*GIVEN INSTRUCTION:*
Give the number of lines containing the word "xlabel", and nothing else.

*DATA EXTRACT:*
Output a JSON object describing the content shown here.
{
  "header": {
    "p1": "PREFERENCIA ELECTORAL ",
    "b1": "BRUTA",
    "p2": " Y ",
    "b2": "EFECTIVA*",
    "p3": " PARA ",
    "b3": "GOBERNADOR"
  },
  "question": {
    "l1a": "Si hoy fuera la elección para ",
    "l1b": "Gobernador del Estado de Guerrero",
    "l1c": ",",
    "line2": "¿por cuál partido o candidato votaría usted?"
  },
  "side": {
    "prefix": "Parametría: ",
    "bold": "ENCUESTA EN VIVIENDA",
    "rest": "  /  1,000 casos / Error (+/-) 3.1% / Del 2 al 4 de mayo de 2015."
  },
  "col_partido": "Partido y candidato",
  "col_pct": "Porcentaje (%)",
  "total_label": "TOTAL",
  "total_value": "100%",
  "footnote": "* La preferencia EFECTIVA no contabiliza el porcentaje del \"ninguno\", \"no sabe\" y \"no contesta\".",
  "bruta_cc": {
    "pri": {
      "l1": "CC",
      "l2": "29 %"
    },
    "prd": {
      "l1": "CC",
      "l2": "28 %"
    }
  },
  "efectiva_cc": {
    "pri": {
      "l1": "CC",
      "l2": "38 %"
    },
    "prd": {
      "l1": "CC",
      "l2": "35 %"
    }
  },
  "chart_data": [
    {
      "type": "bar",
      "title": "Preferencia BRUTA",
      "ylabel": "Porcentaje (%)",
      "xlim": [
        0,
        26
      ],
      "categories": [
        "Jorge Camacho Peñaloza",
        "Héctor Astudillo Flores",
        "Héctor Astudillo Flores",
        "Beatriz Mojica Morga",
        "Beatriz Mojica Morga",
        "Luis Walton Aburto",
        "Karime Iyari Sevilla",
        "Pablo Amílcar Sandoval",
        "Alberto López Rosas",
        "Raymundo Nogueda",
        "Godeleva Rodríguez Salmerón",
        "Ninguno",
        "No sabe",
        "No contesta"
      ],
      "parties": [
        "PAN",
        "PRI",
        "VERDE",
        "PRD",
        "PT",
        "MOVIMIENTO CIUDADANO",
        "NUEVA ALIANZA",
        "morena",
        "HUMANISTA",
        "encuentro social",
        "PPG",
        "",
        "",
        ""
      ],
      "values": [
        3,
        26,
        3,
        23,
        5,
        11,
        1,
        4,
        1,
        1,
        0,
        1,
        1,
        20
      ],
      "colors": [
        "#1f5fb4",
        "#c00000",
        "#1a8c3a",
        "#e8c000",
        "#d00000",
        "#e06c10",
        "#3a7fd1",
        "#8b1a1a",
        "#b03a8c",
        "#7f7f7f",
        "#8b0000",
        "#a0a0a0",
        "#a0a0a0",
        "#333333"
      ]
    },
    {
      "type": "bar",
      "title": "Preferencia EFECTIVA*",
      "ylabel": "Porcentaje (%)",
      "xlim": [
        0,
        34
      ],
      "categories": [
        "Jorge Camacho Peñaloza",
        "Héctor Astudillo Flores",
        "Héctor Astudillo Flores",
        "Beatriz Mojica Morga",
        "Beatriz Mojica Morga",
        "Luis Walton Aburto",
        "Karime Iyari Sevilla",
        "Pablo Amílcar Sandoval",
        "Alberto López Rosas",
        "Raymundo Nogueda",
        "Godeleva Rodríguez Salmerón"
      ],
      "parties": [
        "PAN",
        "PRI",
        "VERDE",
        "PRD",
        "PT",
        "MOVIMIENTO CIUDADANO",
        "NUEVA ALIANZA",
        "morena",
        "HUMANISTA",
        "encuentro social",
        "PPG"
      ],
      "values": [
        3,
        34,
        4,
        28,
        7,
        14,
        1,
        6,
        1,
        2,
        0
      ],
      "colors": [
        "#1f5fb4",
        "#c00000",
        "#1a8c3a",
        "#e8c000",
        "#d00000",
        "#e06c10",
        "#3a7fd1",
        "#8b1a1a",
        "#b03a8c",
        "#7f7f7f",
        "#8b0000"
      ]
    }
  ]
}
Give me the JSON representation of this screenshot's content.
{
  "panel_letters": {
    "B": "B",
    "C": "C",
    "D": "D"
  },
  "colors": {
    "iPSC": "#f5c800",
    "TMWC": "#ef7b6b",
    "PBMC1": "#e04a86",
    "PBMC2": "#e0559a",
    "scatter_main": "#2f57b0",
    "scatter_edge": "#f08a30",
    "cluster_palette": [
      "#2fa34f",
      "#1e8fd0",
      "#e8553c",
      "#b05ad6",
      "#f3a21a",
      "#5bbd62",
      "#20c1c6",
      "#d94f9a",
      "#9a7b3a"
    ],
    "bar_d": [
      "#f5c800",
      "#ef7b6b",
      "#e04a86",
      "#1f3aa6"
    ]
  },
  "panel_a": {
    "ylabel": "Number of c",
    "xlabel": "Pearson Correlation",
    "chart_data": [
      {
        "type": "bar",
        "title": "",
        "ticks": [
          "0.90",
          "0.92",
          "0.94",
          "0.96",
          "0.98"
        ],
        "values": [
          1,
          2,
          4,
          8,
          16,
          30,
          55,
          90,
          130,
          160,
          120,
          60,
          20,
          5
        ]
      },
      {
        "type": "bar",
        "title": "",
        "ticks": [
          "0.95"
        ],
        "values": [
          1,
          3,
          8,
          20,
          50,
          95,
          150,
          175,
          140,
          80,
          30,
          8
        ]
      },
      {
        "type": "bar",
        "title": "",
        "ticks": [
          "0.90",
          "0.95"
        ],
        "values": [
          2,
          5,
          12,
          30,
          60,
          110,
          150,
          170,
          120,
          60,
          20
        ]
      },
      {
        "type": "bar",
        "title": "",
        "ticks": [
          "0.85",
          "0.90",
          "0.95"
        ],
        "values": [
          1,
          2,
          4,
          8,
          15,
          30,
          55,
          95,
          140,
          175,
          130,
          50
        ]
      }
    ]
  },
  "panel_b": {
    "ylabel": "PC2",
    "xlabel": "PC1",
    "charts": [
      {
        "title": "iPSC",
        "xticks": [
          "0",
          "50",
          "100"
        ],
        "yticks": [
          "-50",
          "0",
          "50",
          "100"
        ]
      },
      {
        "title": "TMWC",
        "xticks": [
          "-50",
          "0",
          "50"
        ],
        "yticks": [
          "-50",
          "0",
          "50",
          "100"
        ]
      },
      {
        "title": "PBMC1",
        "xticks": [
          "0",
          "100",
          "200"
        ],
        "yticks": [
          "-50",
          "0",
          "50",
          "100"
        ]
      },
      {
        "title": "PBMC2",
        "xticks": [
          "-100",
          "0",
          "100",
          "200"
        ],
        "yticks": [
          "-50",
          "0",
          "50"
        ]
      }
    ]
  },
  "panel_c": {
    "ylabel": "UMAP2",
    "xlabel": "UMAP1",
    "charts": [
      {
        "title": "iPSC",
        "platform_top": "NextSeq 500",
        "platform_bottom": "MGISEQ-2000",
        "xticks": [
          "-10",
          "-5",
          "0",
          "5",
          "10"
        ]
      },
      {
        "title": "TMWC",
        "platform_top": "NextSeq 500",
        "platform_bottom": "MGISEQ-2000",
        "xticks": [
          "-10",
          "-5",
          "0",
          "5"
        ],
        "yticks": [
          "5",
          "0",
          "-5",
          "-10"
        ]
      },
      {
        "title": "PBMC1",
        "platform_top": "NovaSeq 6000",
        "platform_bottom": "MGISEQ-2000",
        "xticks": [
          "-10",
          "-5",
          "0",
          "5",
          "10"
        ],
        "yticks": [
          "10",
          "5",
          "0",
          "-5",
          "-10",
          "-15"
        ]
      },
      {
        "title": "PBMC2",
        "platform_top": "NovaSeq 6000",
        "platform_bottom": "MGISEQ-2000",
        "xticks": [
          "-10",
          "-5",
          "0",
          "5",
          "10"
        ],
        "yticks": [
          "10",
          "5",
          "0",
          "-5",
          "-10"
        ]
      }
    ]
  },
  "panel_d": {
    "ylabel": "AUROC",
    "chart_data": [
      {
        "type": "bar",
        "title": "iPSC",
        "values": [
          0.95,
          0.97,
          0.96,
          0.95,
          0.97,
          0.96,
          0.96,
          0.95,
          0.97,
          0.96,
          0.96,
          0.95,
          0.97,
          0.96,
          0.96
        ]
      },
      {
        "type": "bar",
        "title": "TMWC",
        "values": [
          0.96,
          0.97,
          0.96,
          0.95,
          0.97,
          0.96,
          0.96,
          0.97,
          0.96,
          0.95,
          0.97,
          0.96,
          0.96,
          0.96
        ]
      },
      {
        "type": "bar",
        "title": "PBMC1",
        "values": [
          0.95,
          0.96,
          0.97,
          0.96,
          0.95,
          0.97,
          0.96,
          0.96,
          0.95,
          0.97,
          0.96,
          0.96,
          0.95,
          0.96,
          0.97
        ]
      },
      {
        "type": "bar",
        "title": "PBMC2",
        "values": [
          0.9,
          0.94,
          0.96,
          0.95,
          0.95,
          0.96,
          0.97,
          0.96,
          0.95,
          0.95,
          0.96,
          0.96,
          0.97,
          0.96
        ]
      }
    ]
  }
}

*ANSWER TO THE TASK:*
3